* [TASK GOAL] Find the lines of data that contain the string "PRAKTIKUM", then list them.

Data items

========================================================================

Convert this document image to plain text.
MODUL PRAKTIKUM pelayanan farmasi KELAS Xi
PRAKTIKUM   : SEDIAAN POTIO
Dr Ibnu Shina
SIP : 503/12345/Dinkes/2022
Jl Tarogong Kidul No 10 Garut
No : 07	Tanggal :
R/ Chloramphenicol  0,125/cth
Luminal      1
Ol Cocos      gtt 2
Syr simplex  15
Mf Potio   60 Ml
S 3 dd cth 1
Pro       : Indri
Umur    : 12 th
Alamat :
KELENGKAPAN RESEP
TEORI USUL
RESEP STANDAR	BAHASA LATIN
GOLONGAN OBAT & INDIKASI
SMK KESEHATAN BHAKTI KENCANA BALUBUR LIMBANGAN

========================================================================

* [TASK RESPONSE]
MODUL PRAKTIKUM pelayanan farmasi KELAS Xi
PRAKTIKUM   : SEDIAAN POTIO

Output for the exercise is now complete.